## What you need to do
Transcribe every line exactly and omit anything that is a picture.
[Begin Dataset]
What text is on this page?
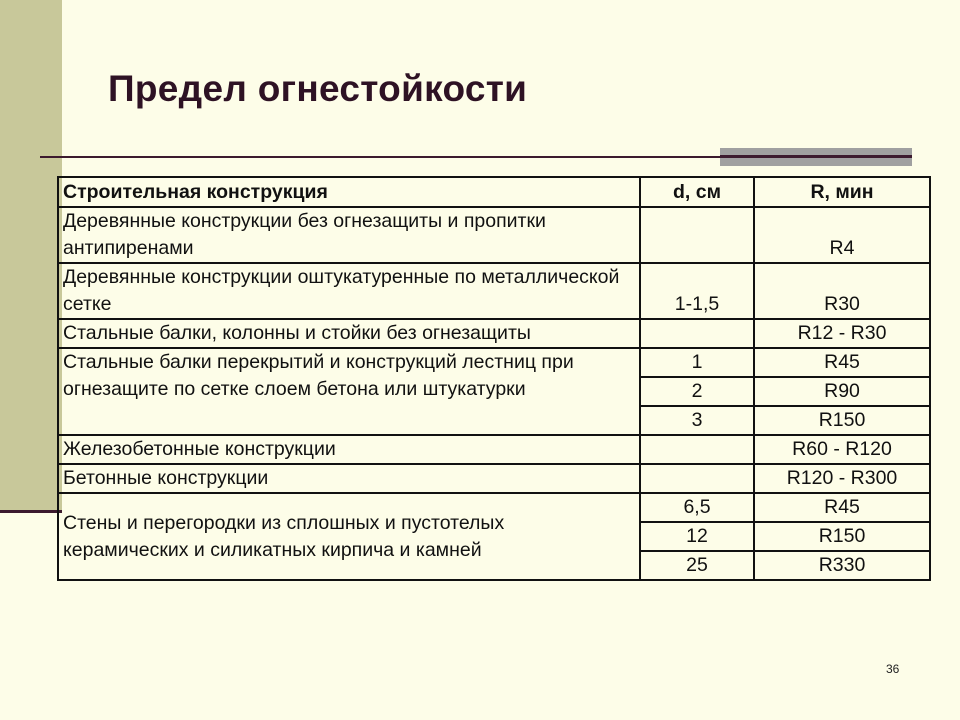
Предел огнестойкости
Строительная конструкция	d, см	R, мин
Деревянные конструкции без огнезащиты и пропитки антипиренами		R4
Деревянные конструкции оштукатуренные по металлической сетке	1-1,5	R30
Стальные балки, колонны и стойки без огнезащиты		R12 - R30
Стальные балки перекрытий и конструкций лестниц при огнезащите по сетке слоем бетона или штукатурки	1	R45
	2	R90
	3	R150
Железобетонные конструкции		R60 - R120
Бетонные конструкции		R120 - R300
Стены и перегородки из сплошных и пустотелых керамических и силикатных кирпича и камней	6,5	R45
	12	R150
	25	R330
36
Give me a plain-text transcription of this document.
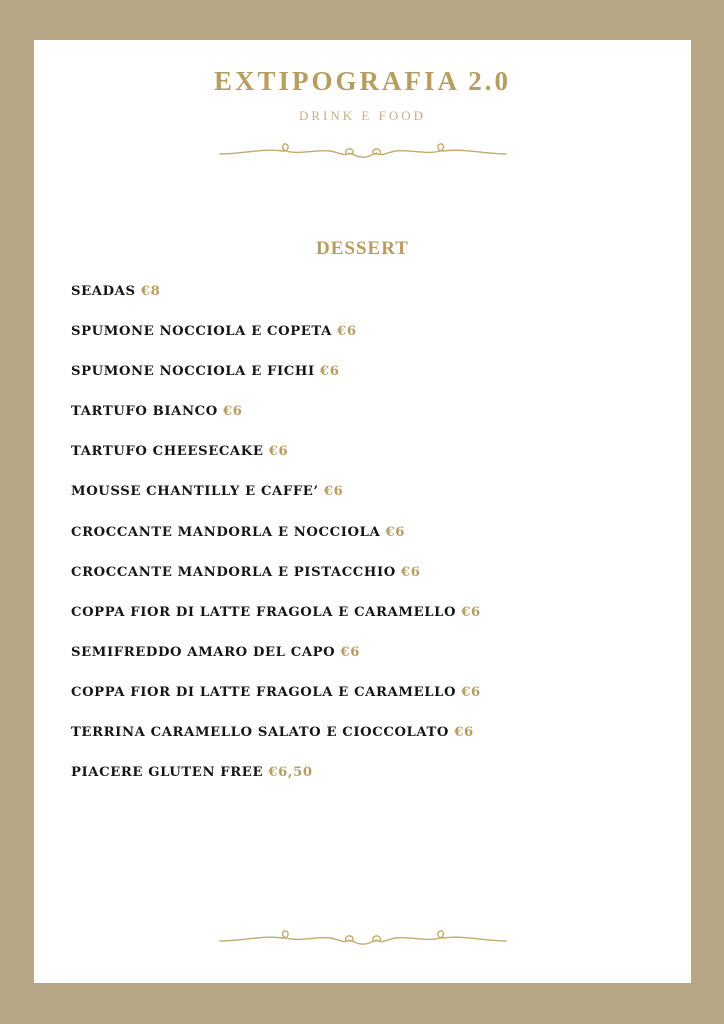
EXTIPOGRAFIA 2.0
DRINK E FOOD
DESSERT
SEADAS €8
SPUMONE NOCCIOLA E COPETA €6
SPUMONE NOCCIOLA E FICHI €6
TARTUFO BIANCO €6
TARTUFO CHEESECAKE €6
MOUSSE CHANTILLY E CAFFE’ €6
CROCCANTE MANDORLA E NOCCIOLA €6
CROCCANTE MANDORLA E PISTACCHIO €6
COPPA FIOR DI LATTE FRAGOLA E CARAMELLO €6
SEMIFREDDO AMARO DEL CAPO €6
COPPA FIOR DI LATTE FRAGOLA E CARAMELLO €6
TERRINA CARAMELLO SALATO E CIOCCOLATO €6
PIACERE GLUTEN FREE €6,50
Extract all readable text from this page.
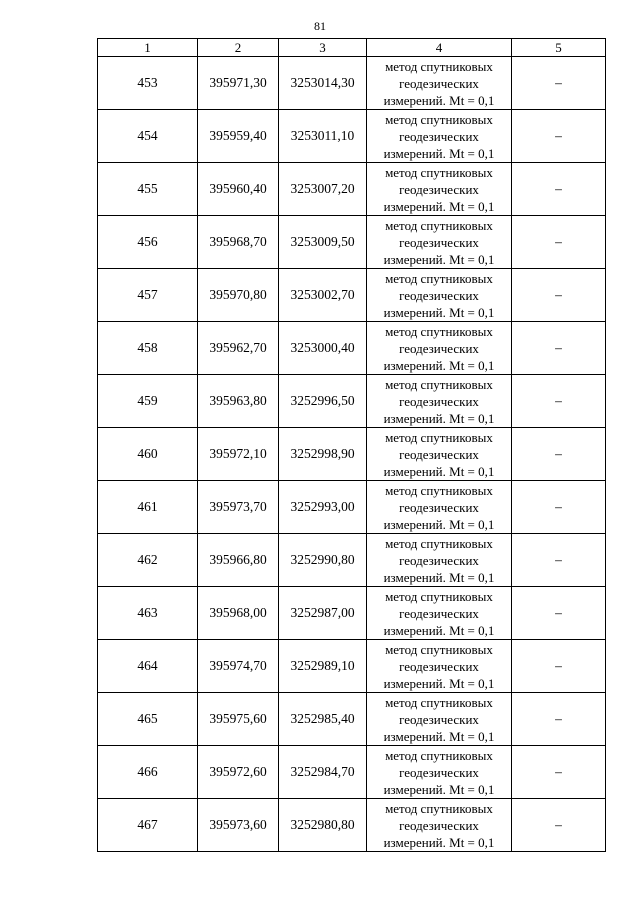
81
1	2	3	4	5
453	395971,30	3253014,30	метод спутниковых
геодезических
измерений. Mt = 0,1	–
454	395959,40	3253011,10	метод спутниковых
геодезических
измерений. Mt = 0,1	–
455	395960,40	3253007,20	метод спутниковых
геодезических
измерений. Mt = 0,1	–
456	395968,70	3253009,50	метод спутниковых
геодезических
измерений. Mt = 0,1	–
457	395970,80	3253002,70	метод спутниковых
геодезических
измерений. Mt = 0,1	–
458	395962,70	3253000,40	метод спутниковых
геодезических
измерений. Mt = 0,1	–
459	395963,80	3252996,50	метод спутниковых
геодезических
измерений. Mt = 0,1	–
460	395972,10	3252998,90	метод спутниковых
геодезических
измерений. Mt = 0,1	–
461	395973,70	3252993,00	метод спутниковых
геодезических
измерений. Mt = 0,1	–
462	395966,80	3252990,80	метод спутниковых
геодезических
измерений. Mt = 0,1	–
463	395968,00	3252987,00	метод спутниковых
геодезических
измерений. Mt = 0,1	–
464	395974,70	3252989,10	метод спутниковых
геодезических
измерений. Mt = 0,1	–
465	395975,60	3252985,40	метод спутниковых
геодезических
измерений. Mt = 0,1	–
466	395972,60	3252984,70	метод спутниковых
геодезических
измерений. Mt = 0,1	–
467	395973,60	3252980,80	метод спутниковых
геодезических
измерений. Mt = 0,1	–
[End Dataset]
## Output for this exercise
What text is on this page?
Предел огнестойкости
Строительная конструкция	d, см	R, мин
Деревянные конструкции без огнезащиты и пропитки антипиренами		R4
Деревянные конструкции оштукатуренные по металлической сетке	1-1,5	R30
Стальные балки, колонны и стойки без огнезащиты		R12 - R30
Стальные балки перекрытий и конструкций лестниц при огнезащите по сетке слоем бетона или штукатурки	1	R45
	2	R90
	3	R150
Железобетонные конструкции		R60 - R120
Бетонные конструкции		R120 - R300
Стены и перегородки из сплошных и пустотелых керамических и силикатных кирпича и камней	6,5	R45
	12	R150
	25	R330
36
Give me a plain-text transcription of this document.
EXTIPOGRAFIA 2.0
DRINK E FOOD
DESSERT
SEADAS €8
SPUMONE NOCCIOLA E COPETA €6
SPUMONE NOCCIOLA E FICHI €6
TARTUFO BIANCO €6
TARTUFO CHEESECAKE €6
MOUSSE CHANTILLY E CAFFE’ €6
CROCCANTE MANDORLA E NOCCIOLA €6
CROCCANTE MANDORLA E PISTACCHIO €6
COPPA FIOR DI LATTE FRAGOLA E CARAMELLO €6
SEMIFREDDO AMARO DEL CAPO €6
COPPA FIOR DI LATTE FRAGOLA E CARAMELLO €6
TERRINA CARAMELLO SALATO E CIOCCOLATO €6
PIACERE GLUTEN FREE €6,50
Extract all readable text from this page.
81
1	2	3	4	5
453	395971,30	3253014,30	метод спутниковых
геодезических
измерений. Mt = 0,1	–
454	395959,40	3253011,10	метод спутниковых
геодезических
измерений. Mt = 0,1	–
455	395960,40	3253007,20	метод спутниковых
геодезических
измерений. Mt = 0,1	–
456	395968,70	3253009,50	метод спутниковых
геодезических
измерений. Mt = 0,1	–
457	395970,80	3253002,70	метод спутниковых
геодезических
измерений. Mt = 0,1	–
458	395962,70	3253000,40	метод спутниковых
геодезических
измерений. Mt = 0,1	–
459	395963,80	3252996,50	метод спутниковых
геодезических
измерений. Mt = 0,1	–
460	395972,10	3252998,90	метод спутниковых
геодезических
измерений. Mt = 0,1	–
461	395973,70	3252993,00	метод спутниковых
геодезических
измерений. Mt = 0,1	–
462	395966,80	3252990,80	метод спутниковых
геодезических
измерений. Mt = 0,1	–
463	395968,00	3252987,00	метод спутниковых
геодезических
измерений. Mt = 0,1	–
464	395974,70	3252989,10	метод спутниковых
геодезических
измерений. Mt = 0,1	–
465	395975,60	3252985,40	метод спутниковых
геодезических
измерений. Mt = 0,1	–
466	395972,60	3252984,70	метод спутниковых
геодезических
измерений. Mt = 0,1	–
467	395973,60	3252980,80	метод спутниковых
геодезических
измерений. Mt = 0,1	–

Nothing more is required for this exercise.